In the records below, the line that contains "OCR this image." marks the start. Copy it and each line after it through the end, exactly, without pictures.
── Data entries
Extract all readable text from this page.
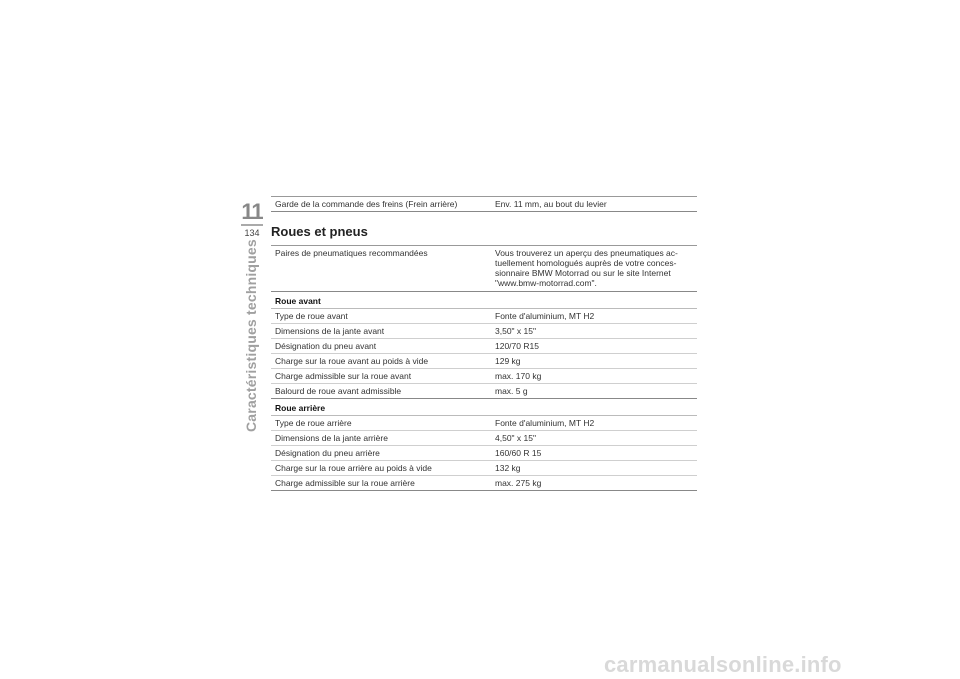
11
134
Caractéristiques techniques
Garde de la commande des freins (Frein arrière)	Env. 11 mm, au bout du levier
Roues et pneus
Paires de pneumatiques recommandées	Vous trouverez un aperçu des pneumatiques ac-
tuellement homologués auprès de votre conces-
sionnaire BMW Motorrad ou sur le site Internet
"www.bmw-motorrad.com".
Roue avant	
Type de roue avant	Fonte d'aluminium, MT H2
Dimensions de la jante avant	3,50" x 15"
Désignation du pneu avant	120/70 R15
Charge sur la roue avant au poids à vide	129 kg
Charge admissible sur la roue avant	max. 170 kg
Balourd de roue avant admissible	max. 5 g
Roue arrière	
Type de roue arrière	Fonte d'aluminium, MT H2
Dimensions de la jante arrière	4,50" x 15"
Désignation du pneu arrière	160/60 R 15
Charge sur la roue arrière au poids à vide	132 kg
Charge admissible sur la roue arrière	max. 275 kg
carmanualsonline.info
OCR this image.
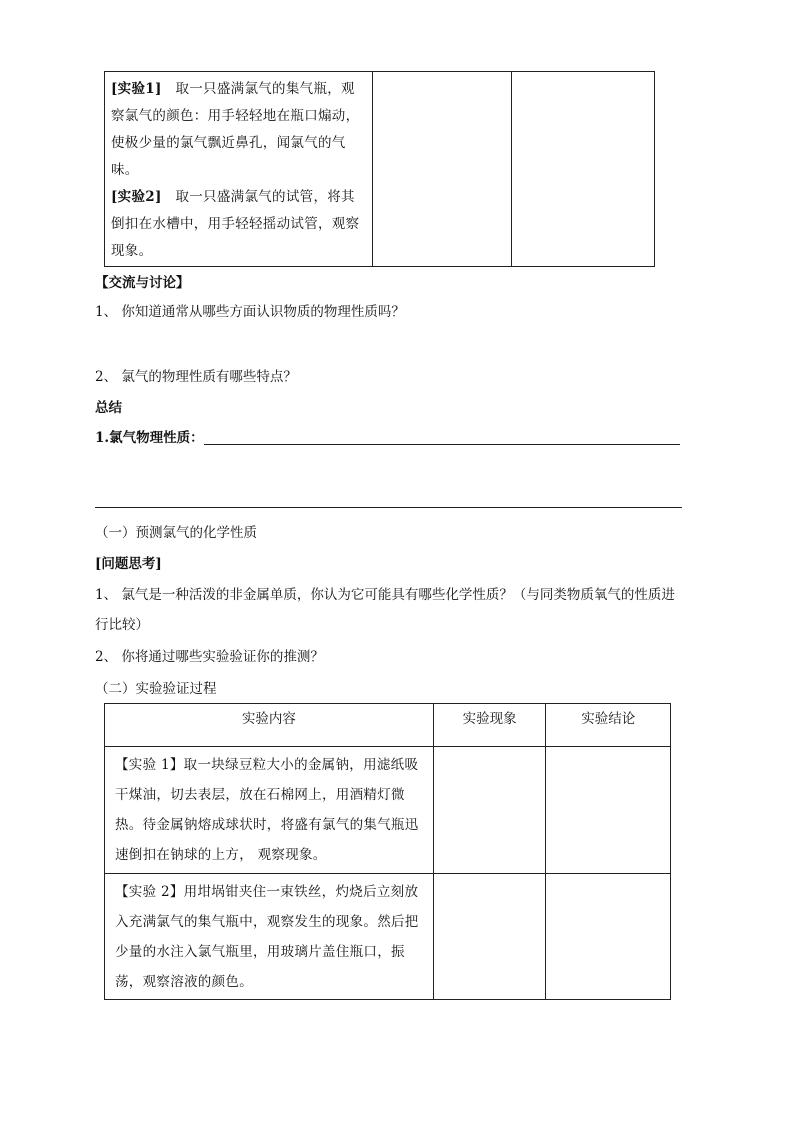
[实验1] 取一只盛满氯气的集气瓶，观察氯气的颜色：用手轻轻地在瓶口煽动，使极少量的氯气飘近鼻孔，闻氯气的气味。
[实验2] 取一只盛满氯气的试管，将其倒扣在水槽中，用手轻轻摇动试管，观察现象。

【交流与讨论】
1、 你知道通常从哪些方面认识物质的物理性质吗？
2、 氯气的物理性质有哪些特点？
总结
1.氯气物理性质：
（一）预测氯气的化学性质
[问题思考]
1、 氯气是一种活泼的非金属单质，你认为它可能具有哪些化学性质？（与同类物质氧气的性质进
行比较）
2、 你将通过哪些实验验证你的推测？
（二）实验验证过程
实验内容	实验现象	实验结论

【实验 1】取一块绿豆粒大小的金属钠，用滤纸吸干煤油，切去表层，放在石棉网上，用酒精灯微热。待金属钠熔成球状时，将盛有氯气的集气瓶迅速倒扣在钠球的上方， 观察现象。		

【实验 2】用坩埚钳夹住一束铁丝，灼烧后立刻放入充满氯气的集气瓶中，观察发生的现象。然后把少量的水注入氯气瓶里，用玻璃片盖住瓶口，振荡，观察溶液的颜色。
────
§ **The solution**:
OCR this image.
[实验1] 取一只盛满氯气的集气瓶，观察氯气的颜色：用手轻轻地在瓶口煽动，使极少量的氯气飘近鼻孔，闻氯气的气味。
[实验2] 取一只盛满氯气的试管，将其倒扣在水槽中，用手轻轻摇动试管，观察现象。

【交流与讨论】
1、 你知道通常从哪些方面认识物质的物理性质吗？
2、 氯气的物理性质有哪些特点？
总结
1.氯气物理性质：
（一）预测氯气的化学性质
[问题思考]
1、 氯气是一种活泼的非金属单质，你认为它可能具有哪些化学性质？（与同类物质氧气的性质进
行比较）
2、 你将通过哪些实验验证你的推测？
（二）实验验证过程
实验内容	实验现象	实验结论

【实验 1】取一块绿豆粒大小的金属钠，用滤纸吸干煤油，切去表层，放在石棉网上，用酒精灯微热。待金属钠熔成球状时，将盛有氯气的集气瓶迅速倒扣在钠球的上方， 观察现象。		

【实验 2】用坩埚钳夹住一束铁丝，灼烧后立刻放入充满氯气的集气瓶中，观察发生的现象。然后把少量的水注入氯气瓶里，用玻璃片盖住瓶口，振荡，观察溶液的颜色。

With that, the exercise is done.